Copy out every line of the records where the string "Curitiba" occurs.

Collected data
* * *

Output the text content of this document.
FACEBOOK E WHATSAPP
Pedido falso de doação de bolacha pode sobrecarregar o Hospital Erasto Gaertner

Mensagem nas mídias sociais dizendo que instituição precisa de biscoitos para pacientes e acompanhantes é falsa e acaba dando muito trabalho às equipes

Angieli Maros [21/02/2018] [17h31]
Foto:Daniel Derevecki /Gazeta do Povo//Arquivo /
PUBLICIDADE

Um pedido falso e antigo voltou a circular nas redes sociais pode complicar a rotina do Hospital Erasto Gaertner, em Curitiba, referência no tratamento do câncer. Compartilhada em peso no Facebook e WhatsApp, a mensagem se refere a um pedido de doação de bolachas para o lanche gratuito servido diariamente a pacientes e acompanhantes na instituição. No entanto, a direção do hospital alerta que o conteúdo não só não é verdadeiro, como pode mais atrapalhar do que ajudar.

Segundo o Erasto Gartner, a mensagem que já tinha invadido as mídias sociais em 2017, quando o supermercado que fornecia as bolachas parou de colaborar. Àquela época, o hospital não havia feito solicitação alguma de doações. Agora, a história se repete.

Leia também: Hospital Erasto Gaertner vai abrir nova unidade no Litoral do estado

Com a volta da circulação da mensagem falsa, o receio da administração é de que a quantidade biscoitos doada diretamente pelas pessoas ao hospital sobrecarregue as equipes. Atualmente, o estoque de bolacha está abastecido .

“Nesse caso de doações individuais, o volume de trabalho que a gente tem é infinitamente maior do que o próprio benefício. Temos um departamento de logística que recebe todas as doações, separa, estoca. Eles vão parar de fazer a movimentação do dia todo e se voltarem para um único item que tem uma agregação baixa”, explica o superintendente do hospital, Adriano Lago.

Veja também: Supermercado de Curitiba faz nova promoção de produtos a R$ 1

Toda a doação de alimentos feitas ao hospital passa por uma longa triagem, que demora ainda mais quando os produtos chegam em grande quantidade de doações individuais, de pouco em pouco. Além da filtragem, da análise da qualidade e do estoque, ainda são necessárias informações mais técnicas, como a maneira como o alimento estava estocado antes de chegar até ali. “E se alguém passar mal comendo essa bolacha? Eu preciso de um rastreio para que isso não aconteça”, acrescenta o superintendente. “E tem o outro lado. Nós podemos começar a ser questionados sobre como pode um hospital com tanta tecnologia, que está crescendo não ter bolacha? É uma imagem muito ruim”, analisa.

* * *

RESULT OF THIS EXERCISE:
Um pedido falso e antigo voltou a circular nas redes sociais pode complicar a rotina do Hospital Erasto Gaertner, em Curitiba, referência no tratamento do câncer. Compartilhada em peso no Facebook e WhatsApp, a mensagem se refere a um pedido de doação de bolachas para o lanche gratuito servido diariamente a pacientes e acompanhantes na instituição. No entanto, a direção do hospital alerta que o conteúdo não só não é verdadeiro, como pode mais atrapalhar do que ajudar.
Veja também: Supermercado de Curitiba faz nova promoção de produtos a R$ 1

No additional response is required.